PROBLEM DETAILS
Go through the listing and return every line with "вопросы" in it.
╭─ PROVIDED RECORDS
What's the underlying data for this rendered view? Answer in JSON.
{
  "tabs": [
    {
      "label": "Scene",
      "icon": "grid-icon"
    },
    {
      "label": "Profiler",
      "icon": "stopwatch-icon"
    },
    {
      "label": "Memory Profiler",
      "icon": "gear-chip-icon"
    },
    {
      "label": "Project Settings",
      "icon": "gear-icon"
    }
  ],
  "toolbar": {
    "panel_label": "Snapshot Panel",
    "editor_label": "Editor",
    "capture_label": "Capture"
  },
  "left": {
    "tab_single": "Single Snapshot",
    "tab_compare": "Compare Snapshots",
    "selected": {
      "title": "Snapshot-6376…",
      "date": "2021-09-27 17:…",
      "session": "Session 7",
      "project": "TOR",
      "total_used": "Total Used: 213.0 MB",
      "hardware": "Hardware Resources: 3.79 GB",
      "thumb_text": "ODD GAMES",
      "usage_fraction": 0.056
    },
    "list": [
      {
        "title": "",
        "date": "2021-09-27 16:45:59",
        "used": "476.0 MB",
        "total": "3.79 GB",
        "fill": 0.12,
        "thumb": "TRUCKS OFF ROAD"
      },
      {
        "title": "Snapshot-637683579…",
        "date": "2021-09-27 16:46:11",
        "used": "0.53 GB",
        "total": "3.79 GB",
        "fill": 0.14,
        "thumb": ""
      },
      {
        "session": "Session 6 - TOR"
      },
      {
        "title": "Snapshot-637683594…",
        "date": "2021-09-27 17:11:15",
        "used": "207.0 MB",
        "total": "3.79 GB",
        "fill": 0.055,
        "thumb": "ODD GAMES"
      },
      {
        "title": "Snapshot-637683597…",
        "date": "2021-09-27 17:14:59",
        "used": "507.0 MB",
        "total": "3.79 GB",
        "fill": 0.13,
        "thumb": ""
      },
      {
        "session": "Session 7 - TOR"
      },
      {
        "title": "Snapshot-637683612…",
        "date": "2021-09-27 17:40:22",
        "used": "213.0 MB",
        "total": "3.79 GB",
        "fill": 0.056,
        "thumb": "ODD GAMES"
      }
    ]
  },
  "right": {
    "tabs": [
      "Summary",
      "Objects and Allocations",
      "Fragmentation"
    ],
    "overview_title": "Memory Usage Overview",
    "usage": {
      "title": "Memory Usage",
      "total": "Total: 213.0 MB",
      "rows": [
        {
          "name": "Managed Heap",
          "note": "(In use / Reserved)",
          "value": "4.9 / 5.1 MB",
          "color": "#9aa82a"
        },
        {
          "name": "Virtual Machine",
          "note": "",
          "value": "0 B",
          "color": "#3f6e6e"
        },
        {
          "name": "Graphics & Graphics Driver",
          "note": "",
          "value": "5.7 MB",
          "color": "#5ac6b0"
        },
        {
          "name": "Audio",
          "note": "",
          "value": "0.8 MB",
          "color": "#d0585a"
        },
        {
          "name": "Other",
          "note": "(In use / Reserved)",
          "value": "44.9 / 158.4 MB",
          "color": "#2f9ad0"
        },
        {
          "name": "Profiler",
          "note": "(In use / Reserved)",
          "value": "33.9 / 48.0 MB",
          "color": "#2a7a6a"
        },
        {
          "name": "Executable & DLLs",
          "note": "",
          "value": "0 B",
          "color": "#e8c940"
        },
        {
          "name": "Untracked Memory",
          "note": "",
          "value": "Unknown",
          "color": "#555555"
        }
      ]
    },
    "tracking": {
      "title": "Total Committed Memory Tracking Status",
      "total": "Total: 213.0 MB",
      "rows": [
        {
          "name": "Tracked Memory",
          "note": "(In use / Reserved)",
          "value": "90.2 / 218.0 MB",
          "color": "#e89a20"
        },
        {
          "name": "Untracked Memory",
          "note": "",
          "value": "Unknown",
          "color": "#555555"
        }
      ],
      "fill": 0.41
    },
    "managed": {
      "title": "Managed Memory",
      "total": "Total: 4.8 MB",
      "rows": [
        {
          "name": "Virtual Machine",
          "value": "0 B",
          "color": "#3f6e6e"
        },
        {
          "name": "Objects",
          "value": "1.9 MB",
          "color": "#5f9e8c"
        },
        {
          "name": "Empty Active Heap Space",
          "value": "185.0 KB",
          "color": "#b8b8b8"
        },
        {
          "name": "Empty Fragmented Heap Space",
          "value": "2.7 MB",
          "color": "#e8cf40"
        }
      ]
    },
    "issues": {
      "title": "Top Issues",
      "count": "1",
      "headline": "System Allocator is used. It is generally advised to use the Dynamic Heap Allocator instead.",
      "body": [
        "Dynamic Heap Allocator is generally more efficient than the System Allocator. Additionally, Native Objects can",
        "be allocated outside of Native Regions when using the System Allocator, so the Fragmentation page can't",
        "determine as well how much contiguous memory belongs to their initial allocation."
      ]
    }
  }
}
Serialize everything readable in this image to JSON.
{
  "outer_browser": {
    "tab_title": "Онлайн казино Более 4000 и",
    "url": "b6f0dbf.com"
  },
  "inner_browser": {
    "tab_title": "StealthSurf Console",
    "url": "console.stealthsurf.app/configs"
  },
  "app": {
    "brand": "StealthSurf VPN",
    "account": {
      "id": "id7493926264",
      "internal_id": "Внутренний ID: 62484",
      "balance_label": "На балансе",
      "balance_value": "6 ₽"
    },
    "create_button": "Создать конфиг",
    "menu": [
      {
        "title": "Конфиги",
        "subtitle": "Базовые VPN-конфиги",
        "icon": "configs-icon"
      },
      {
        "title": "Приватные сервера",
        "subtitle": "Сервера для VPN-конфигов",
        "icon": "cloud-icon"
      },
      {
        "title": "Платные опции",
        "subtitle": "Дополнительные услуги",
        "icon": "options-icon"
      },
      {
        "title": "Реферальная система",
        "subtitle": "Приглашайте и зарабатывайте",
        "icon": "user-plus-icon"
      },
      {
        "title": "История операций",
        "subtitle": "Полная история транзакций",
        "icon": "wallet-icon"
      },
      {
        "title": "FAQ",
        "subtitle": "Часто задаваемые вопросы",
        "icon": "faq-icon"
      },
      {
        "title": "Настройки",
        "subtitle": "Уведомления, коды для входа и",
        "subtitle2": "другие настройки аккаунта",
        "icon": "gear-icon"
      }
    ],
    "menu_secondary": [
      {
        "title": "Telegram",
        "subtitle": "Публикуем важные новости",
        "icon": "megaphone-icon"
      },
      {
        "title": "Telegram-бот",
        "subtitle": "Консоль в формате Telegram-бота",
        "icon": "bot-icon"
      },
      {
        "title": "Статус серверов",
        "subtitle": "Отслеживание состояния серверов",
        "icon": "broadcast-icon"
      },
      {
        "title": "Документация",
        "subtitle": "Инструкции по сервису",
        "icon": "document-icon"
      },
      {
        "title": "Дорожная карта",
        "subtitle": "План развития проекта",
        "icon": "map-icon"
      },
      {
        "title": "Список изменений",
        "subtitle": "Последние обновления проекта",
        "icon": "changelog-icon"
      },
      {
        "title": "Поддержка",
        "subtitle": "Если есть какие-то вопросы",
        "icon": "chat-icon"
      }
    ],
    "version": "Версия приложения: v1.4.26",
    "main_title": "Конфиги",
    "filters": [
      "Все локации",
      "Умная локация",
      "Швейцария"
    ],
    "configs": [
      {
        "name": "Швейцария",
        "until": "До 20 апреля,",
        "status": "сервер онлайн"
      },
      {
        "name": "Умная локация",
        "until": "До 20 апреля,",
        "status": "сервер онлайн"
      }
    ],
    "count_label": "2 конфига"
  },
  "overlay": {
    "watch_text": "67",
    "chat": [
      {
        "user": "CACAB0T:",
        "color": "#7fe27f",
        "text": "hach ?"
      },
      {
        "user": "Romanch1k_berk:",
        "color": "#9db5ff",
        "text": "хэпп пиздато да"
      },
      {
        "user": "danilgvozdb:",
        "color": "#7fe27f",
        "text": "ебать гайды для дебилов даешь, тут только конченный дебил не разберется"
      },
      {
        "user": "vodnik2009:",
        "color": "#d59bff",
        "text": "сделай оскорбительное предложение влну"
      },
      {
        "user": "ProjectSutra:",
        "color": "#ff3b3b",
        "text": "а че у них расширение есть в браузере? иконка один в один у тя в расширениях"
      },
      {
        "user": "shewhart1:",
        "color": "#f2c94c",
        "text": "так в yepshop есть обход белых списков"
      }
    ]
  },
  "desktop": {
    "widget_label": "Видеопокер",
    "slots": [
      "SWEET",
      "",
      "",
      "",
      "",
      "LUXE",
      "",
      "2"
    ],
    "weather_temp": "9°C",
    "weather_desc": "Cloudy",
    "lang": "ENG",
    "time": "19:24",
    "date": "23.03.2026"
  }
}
╰─
SOLUTION TO THE PROBLEM
        "subtitle": "Часто задаваемые вопросы",
        "subtitle": "Если есть какие-то вопросы",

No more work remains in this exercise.